What you should do: Every entry should be repeated exactly. Omit the pictures.
◇ ◇ ◇
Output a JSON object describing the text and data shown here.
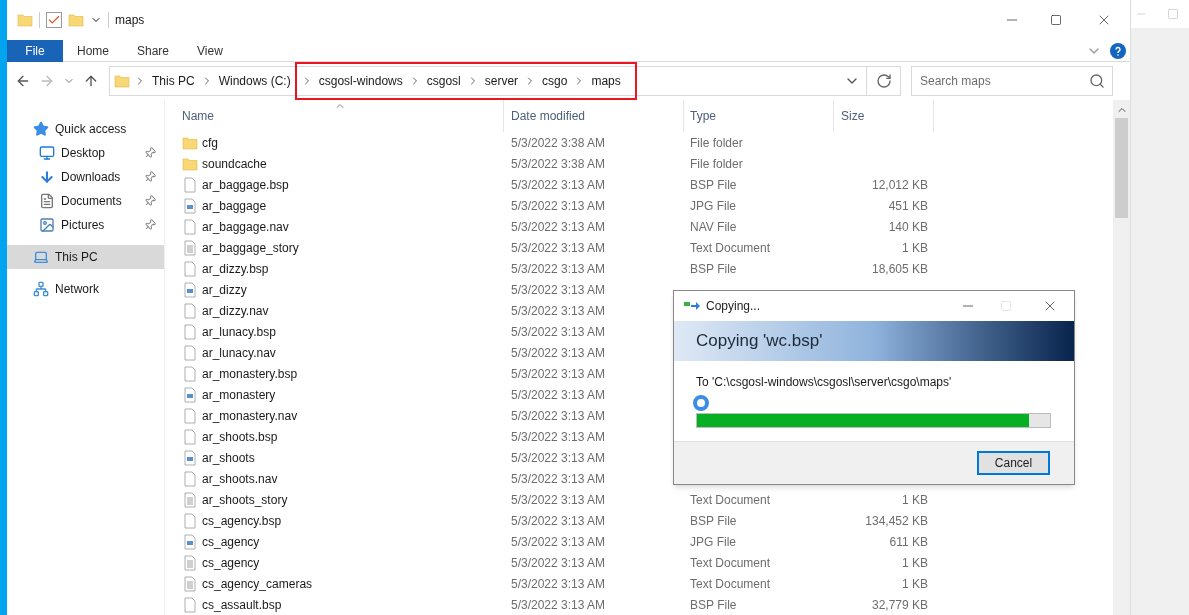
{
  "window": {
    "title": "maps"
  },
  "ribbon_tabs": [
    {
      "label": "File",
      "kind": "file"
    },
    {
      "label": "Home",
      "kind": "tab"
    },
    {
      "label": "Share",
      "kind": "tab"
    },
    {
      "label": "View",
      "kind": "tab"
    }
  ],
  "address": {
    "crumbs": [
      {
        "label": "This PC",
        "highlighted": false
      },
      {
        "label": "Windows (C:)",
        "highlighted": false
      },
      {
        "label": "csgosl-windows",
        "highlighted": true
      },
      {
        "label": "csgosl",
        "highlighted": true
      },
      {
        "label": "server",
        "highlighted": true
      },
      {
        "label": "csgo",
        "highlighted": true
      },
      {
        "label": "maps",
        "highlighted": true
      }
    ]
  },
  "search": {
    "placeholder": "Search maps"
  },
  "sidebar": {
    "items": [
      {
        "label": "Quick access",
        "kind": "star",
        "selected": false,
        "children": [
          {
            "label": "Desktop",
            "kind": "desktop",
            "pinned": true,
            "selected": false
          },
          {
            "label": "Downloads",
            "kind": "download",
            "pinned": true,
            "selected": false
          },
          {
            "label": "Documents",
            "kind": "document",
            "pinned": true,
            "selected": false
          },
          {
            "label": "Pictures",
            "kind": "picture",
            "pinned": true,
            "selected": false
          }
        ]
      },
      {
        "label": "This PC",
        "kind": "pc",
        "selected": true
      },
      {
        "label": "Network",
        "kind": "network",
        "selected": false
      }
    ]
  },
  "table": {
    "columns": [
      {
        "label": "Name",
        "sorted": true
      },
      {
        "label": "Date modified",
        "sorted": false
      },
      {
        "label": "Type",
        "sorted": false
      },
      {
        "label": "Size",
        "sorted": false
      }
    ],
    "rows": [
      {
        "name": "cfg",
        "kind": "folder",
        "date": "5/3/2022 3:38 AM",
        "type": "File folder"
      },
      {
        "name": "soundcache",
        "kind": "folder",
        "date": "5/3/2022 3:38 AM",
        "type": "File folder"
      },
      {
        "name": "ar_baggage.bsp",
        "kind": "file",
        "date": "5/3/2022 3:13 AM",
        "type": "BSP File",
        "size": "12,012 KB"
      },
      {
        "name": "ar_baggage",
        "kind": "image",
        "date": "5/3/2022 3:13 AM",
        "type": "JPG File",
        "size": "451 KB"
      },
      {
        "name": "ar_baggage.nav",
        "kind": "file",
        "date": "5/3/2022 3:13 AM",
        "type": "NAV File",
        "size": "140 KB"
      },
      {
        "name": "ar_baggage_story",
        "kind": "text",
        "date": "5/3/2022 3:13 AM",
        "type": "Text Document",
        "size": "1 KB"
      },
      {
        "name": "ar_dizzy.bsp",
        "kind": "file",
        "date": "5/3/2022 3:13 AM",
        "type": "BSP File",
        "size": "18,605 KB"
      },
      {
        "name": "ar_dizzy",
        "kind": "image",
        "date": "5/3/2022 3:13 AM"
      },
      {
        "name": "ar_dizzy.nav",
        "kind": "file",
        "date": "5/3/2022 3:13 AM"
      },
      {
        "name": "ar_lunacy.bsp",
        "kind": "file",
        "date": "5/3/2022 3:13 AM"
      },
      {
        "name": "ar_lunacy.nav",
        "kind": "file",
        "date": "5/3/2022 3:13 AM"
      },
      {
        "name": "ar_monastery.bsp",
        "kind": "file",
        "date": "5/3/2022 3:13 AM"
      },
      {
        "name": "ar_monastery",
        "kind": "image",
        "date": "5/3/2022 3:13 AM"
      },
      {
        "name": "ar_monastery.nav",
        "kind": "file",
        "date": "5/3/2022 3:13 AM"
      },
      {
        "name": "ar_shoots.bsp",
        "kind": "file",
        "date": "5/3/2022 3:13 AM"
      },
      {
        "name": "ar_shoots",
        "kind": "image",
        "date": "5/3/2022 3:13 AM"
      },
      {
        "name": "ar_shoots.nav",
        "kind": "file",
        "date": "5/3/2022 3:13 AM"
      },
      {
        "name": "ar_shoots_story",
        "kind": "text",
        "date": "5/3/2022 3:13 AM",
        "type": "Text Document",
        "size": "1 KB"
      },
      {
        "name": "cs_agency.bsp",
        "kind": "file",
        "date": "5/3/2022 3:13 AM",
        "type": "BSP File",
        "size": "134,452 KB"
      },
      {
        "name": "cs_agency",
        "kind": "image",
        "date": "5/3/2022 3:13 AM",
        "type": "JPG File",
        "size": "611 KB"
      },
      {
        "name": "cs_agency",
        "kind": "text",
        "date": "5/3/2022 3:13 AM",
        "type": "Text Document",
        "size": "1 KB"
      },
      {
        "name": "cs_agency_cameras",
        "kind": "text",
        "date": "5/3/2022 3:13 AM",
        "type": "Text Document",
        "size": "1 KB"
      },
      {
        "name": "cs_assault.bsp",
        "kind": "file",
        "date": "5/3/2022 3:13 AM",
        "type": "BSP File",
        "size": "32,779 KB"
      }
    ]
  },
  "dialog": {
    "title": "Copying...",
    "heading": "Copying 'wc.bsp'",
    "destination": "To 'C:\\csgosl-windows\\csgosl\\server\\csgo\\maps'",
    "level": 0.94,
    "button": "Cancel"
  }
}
◇ ◇ ◇
Solution:
Output a JSON object describing the text and data shown here.
{
  "window": {
    "title": "maps"
  },
  "ribbon_tabs": [
    {
      "label": "File",
      "kind": "file"
    },
    {
      "label": "Home",
      "kind": "tab"
    },
    {
      "label": "Share",
      "kind": "tab"
    },
    {
      "label": "View",
      "kind": "tab"
    }
  ],
  "address": {
    "crumbs": [
      {
        "label": "This PC",
        "highlighted": false
      },
      {
        "label": "Windows (C:)",
        "highlighted": false
      },
      {
        "label": "csgosl-windows",
        "highlighted": true
      },
      {
        "label": "csgosl",
        "highlighted": true
      },
      {
        "label": "server",
        "highlighted": true
      },
      {
        "label": "csgo",
        "highlighted": true
      },
      {
        "label": "maps",
        "highlighted": true
      }
    ]
  },
  "search": {
    "placeholder": "Search maps"
  },
  "sidebar": {
    "items": [
      {
        "label": "Quick access",
        "kind": "star",
        "selected": false,
        "children": [
          {
            "label": "Desktop",
            "kind": "desktop",
            "pinned": true,
            "selected": false
          },
          {
            "label": "Downloads",
            "kind": "download",
            "pinned": true,
            "selected": false
          },
          {
            "label": "Documents",
            "kind": "document",
            "pinned": true,
            "selected": false
          },
          {
            "label": "Pictures",
            "kind": "picture",
            "pinned": true,
            "selected": false
          }
        ]
      },
      {
        "label": "This PC",
        "kind": "pc",
        "selected": true
      },
      {
        "label": "Network",
        "kind": "network",
        "selected": false
      }
    ]
  },
  "table": {
    "columns": [
      {
        "label": "Name",
        "sorted": true
      },
      {
        "label": "Date modified",
        "sorted": false
      },
      {
        "label": "Type",
        "sorted": false
      },
      {
        "label": "Size",
        "sorted": false
      }
    ],
    "rows": [
      {
        "name": "cfg",
        "kind": "folder",
        "date": "5/3/2022 3:38 AM",
        "type": "File folder"
      },
      {
        "name": "soundcache",
        "kind": "folder",
        "date": "5/3/2022 3:38 AM",
        "type": "File folder"
      },
      {
        "name": "ar_baggage.bsp",
        "kind": "file",
        "date": "5/3/2022 3:13 AM",
        "type": "BSP File",
        "size": "12,012 KB"
      },
      {
        "name": "ar_baggage",
        "kind": "image",
        "date": "5/3/2022 3:13 AM",
        "type": "JPG File",
        "size": "451 KB"
      },
      {
        "name": "ar_baggage.nav",
        "kind": "file",
        "date": "5/3/2022 3:13 AM",
        "type": "NAV File",
        "size": "140 KB"
      },
      {
        "name": "ar_baggage_story",
        "kind": "text",
        "date": "5/3/2022 3:13 AM",
        "type": "Text Document",
        "size": "1 KB"
      },
      {
        "name": "ar_dizzy.bsp",
        "kind": "file",
        "date": "5/3/2022 3:13 AM",
        "type": "BSP File",
        "size": "18,605 KB"
      },
      {
        "name": "ar_dizzy",
        "kind": "image",
        "date": "5/3/2022 3:13 AM"
      },
      {
        "name": "ar_dizzy.nav",
        "kind": "file",
        "date": "5/3/2022 3:13 AM"
      },
      {
        "name": "ar_lunacy.bsp",
        "kind": "file",
        "date": "5/3/2022 3:13 AM"
      },
      {
        "name": "ar_lunacy.nav",
        "kind": "file",
        "date": "5/3/2022 3:13 AM"
      },
      {
        "name": "ar_monastery.bsp",
        "kind": "file",
        "date": "5/3/2022 3:13 AM"
      },
      {
        "name": "ar_monastery",
        "kind": "image",
        "date": "5/3/2022 3:13 AM"
      },
      {
        "name": "ar_monastery.nav",
        "kind": "file",
        "date": "5/3/2022 3:13 AM"
      },
      {
        "name": "ar_shoots.bsp",
        "kind": "file",
        "date": "5/3/2022 3:13 AM"
      },
      {
        "name": "ar_shoots",
        "kind": "image",
        "date": "5/3/2022 3:13 AM"
      },
      {
        "name": "ar_shoots.nav",
        "kind": "file",
        "date": "5/3/2022 3:13 AM"
      },
      {
        "name": "ar_shoots_story",
        "kind": "text",
        "date": "5/3/2022 3:13 AM",
        "type": "Text Document",
        "size": "1 KB"
      },
      {
        "name": "cs_agency.bsp",
        "kind": "file",
        "date": "5/3/2022 3:13 AM",
        "type": "BSP File",
        "size": "134,452 KB"
      },
      {
        "name": "cs_agency",
        "kind": "image",
        "date": "5/3/2022 3:13 AM",
        "type": "JPG File",
        "size": "611 KB"
      },
      {
        "name": "cs_agency",
        "kind": "text",
        "date": "5/3/2022 3:13 AM",
        "type": "Text Document",
        "size": "1 KB"
      },
      {
        "name": "cs_agency_cameras",
        "kind": "text",
        "date": "5/3/2022 3:13 AM",
        "type": "Text Document",
        "size": "1 KB"
      },
      {
        "name": "cs_assault.bsp",
        "kind": "file",
        "date": "5/3/2022 3:13 AM",
        "type": "BSP File",
        "size": "32,779 KB"
      }
    ]
  },
  "dialog": {
    "title": "Copying...",
    "heading": "Copying 'wc.bsp'",
    "destination": "To 'C:\\csgosl-windows\\csgosl\\server\\csgo\\maps'",
    "level": 0.94,
    "button": "Cancel"
  }
}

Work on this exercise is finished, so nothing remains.